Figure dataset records
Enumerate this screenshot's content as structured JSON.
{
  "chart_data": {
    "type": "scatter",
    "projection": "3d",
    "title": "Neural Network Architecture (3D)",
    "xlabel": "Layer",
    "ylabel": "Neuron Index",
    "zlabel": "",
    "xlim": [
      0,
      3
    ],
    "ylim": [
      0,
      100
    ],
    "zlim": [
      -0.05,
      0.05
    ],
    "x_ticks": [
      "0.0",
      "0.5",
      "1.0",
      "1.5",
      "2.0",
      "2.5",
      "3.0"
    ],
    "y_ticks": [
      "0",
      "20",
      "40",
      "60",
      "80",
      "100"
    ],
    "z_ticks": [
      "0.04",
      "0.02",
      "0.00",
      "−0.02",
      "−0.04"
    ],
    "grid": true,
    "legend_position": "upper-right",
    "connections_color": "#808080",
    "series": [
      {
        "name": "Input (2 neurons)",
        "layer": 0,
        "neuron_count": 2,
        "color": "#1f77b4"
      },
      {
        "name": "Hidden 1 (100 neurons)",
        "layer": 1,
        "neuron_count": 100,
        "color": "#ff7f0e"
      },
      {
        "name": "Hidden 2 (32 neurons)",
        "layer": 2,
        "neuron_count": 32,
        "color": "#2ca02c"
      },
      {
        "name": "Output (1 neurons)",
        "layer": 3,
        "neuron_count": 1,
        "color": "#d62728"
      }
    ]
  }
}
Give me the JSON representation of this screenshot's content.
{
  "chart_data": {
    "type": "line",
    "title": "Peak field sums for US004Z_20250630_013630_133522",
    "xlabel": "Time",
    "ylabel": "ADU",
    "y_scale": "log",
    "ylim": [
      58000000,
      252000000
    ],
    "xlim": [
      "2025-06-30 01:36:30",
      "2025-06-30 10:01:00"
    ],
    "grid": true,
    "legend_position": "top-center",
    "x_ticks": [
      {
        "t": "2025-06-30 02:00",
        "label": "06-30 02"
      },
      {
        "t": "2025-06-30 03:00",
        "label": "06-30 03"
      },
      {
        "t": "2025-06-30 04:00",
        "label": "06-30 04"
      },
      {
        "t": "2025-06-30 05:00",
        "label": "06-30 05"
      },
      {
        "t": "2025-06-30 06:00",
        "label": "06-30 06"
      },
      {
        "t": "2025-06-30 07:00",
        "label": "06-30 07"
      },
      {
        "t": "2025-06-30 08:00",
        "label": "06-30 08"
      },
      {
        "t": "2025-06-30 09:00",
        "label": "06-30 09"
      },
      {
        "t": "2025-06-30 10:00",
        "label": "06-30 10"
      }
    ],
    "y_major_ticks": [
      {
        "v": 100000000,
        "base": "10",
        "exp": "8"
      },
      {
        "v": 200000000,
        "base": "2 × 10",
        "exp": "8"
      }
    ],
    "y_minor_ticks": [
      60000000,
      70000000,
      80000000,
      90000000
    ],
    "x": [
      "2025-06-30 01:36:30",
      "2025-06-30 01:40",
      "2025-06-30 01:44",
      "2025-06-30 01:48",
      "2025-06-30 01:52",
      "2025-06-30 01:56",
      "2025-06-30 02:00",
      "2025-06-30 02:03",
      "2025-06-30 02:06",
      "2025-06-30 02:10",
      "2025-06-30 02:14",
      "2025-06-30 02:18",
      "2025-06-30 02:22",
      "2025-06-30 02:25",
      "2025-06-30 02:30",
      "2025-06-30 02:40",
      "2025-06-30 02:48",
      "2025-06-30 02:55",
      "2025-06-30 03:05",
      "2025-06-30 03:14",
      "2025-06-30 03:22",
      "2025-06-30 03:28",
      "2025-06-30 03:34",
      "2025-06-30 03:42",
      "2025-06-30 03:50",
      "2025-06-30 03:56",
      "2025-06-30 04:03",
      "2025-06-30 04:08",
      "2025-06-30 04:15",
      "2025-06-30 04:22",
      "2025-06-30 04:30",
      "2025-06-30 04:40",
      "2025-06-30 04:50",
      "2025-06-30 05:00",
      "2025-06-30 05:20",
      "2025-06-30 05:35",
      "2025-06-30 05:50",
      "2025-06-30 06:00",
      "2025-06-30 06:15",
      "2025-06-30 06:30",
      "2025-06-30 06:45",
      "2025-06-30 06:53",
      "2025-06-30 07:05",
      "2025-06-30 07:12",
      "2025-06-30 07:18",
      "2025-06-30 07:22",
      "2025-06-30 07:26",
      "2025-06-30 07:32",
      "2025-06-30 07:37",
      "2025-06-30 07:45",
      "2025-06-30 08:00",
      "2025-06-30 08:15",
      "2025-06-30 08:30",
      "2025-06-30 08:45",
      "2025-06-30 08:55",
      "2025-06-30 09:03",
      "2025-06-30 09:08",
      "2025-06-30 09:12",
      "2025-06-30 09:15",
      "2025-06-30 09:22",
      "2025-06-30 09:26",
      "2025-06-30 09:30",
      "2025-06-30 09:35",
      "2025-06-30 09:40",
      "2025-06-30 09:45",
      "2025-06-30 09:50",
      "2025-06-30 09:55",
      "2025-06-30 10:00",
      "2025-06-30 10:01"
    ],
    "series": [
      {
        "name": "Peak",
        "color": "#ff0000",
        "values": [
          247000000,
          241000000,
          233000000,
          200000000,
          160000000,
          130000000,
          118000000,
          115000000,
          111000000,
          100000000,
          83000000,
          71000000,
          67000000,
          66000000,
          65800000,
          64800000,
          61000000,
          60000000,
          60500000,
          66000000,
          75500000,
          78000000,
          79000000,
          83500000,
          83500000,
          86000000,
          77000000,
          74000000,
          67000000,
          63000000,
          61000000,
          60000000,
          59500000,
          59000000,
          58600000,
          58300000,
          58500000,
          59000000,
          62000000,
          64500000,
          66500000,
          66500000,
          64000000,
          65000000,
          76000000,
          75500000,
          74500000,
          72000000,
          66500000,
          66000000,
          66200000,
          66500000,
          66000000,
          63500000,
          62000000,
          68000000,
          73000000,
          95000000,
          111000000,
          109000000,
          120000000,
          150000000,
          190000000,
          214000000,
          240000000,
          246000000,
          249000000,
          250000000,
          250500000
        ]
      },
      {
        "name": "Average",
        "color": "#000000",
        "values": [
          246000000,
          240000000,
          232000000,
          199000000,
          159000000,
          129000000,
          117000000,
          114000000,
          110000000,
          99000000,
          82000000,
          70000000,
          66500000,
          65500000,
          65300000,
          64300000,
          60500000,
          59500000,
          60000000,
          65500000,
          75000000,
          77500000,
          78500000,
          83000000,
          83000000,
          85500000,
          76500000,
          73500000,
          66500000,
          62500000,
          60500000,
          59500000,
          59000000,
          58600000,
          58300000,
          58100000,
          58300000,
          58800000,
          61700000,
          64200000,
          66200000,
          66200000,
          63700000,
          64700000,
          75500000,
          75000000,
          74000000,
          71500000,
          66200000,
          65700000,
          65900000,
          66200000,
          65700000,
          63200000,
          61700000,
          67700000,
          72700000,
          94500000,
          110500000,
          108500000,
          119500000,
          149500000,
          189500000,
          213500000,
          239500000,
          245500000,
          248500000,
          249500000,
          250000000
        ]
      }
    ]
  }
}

| Exercise |
Print all the data exactly.

| Response |
Enumerate this screenshot's content as structured JSON.
{
  "chart_data": {
    "type": "scatter",
    "projection": "3d",
    "title": "Neural Network Architecture (3D)",
    "xlabel": "Layer",
    "ylabel": "Neuron Index",
    "zlabel": "",
    "xlim": [
      0,
      3
    ],
    "ylim": [
      0,
      100
    ],
    "zlim": [
      -0.05,
      0.05
    ],
    "x_ticks": [
      "0.0",
      "0.5",
      "1.0",
      "1.5",
      "2.0",
      "2.5",
      "3.0"
    ],
    "y_ticks": [
      "0",
      "20",
      "40",
      "60",
      "80",
      "100"
    ],
    "z_ticks": [
      "0.04",
      "0.02",
      "0.00",
      "−0.02",
      "−0.04"
    ],
    "grid": true,
    "legend_position": "upper-right",
    "connections_color": "#808080",
    "series": [
      {
        "name": "Input (2 neurons)",
        "layer": 0,
        "neuron_count": 2,
        "color": "#1f77b4"
      },
      {
        "name": "Hidden 1 (100 neurons)",
        "layer": 1,
        "neuron_count": 100,
        "color": "#ff7f0e"
      },
      {
        "name": "Hidden 2 (32 neurons)",
        "layer": 2,
        "neuron_count": 32,
        "color": "#2ca02c"
      },
      {
        "name": "Output (1 neurons)",
        "layer": 3,
        "neuron_count": 1,
        "color": "#d62728"
      }
    ]
  }
}
Give me the JSON representation of this screenshot's content.
{
  "chart_data": {
    "type": "line",
    "title": "Peak field sums for US004Z_20250630_013630_133522",
    "xlabel": "Time",
    "ylabel": "ADU",
    "y_scale": "log",
    "ylim": [
      58000000,
      252000000
    ],
    "xlim": [
      "2025-06-30 01:36:30",
      "2025-06-30 10:01:00"
    ],
    "grid": true,
    "legend_position": "top-center",
    "x_ticks": [
      {
        "t": "2025-06-30 02:00",
        "label": "06-30 02"
      },
      {
        "t": "2025-06-30 03:00",
        "label": "06-30 03"
      },
      {
        "t": "2025-06-30 04:00",
        "label": "06-30 04"
      },
      {
        "t": "2025-06-30 05:00",
        "label": "06-30 05"
      },
      {
        "t": "2025-06-30 06:00",
        "label": "06-30 06"
      },
      {
        "t": "2025-06-30 07:00",
        "label": "06-30 07"
      },
      {
        "t": "2025-06-30 08:00",
        "label": "06-30 08"
      },
      {
        "t": "2025-06-30 09:00",
        "label": "06-30 09"
      },
      {
        "t": "2025-06-30 10:00",
        "label": "06-30 10"
      }
    ],
    "y_major_ticks": [
      {
        "v": 100000000,
        "base": "10",
        "exp": "8"
      },
      {
        "v": 200000000,
        "base": "2 × 10",
        "exp": "8"
      }
    ],
    "y_minor_ticks": [
      60000000,
      70000000,
      80000000,
      90000000
    ],
    "x": [
      "2025-06-30 01:36:30",
      "2025-06-30 01:40",
      "2025-06-30 01:44",
      "2025-06-30 01:48",
      "2025-06-30 01:52",
      "2025-06-30 01:56",
      "2025-06-30 02:00",
      "2025-06-30 02:03",
      "2025-06-30 02:06",
      "2025-06-30 02:10",
      "2025-06-30 02:14",
      "2025-06-30 02:18",
      "2025-06-30 02:22",
      "2025-06-30 02:25",
      "2025-06-30 02:30",
      "2025-06-30 02:40",
      "2025-06-30 02:48",
      "2025-06-30 02:55",
      "2025-06-30 03:05",
      "2025-06-30 03:14",
      "2025-06-30 03:22",
      "2025-06-30 03:28",
      "2025-06-30 03:34",
      "2025-06-30 03:42",
      "2025-06-30 03:50",
      "2025-06-30 03:56",
      "2025-06-30 04:03",
      "2025-06-30 04:08",
      "2025-06-30 04:15",
      "2025-06-30 04:22",
      "2025-06-30 04:30",
      "2025-06-30 04:40",
      "2025-06-30 04:50",
      "2025-06-30 05:00",
      "2025-06-30 05:20",
      "2025-06-30 05:35",
      "2025-06-30 05:50",
      "2025-06-30 06:00",
      "2025-06-30 06:15",
      "2025-06-30 06:30",
      "2025-06-30 06:45",
      "2025-06-30 06:53",
      "2025-06-30 07:05",
      "2025-06-30 07:12",
      "2025-06-30 07:18",
      "2025-06-30 07:22",
      "2025-06-30 07:26",
      "2025-06-30 07:32",
      "2025-06-30 07:37",
      "2025-06-30 07:45",
      "2025-06-30 08:00",
      "2025-06-30 08:15",
      "2025-06-30 08:30",
      "2025-06-30 08:45",
      "2025-06-30 08:55",
      "2025-06-30 09:03",
      "2025-06-30 09:08",
      "2025-06-30 09:12",
      "2025-06-30 09:15",
      "2025-06-30 09:22",
      "2025-06-30 09:26",
      "2025-06-30 09:30",
      "2025-06-30 09:35",
      "2025-06-30 09:40",
      "2025-06-30 09:45",
      "2025-06-30 09:50",
      "2025-06-30 09:55",
      "2025-06-30 10:00",
      "2025-06-30 10:01"
    ],
    "series": [
      {
        "name": "Peak",
        "color": "#ff0000",
        "values": [
          247000000,
          241000000,
          233000000,
          200000000,
          160000000,
          130000000,
          118000000,
          115000000,
          111000000,
          100000000,
          83000000,
          71000000,
          67000000,
          66000000,
          65800000,
          64800000,
          61000000,
          60000000,
          60500000,
          66000000,
          75500000,
          78000000,
          79000000,
          83500000,
          83500000,
          86000000,
          77000000,
          74000000,
          67000000,
          63000000,
          61000000,
          60000000,
          59500000,
          59000000,
          58600000,
          58300000,
          58500000,
          59000000,
          62000000,
          64500000,
          66500000,
          66500000,
          64000000,
          65000000,
          76000000,
          75500000,
          74500000,
          72000000,
          66500000,
          66000000,
          66200000,
          66500000,
          66000000,
          63500000,
          62000000,
          68000000,
          73000000,
          95000000,
          111000000,
          109000000,
          120000000,
          150000000,
          190000000,
          214000000,
          240000000,
          246000000,
          249000000,
          250000000,
          250500000
        ]
      },
      {
        "name": "Average",
        "color": "#000000",
        "values": [
          246000000,
          240000000,
          232000000,
          199000000,
          159000000,
          129000000,
          117000000,
          114000000,
          110000000,
          99000000,
          82000000,
          70000000,
          66500000,
          65500000,
          65300000,
          64300000,
          60500000,
          59500000,
          60000000,
          65500000,
          75000000,
          77500000,
          78500000,
          83000000,
          83000000,
          85500000,
          76500000,
          73500000,
          66500000,
          62500000,
          60500000,
          59500000,
          59000000,
          58600000,
          58300000,
          58100000,
          58300000,
          58800000,
          61700000,
          64200000,
          66200000,
          66200000,
          63700000,
          64700000,
          75500000,
          75000000,
          74000000,
          71500000,
          66200000,
          65700000,
          65900000,
          66200000,
          65700000,
          63200000,
          61700000,
          67700000,
          72700000,
          94500000,
          110500000,
          108500000,
          119500000,
          149500000,
          189500000,
          213500000,
          239500000,
          245500000,
          248500000,
          249500000,
          250000000
        ]
      }
    ]
  }
}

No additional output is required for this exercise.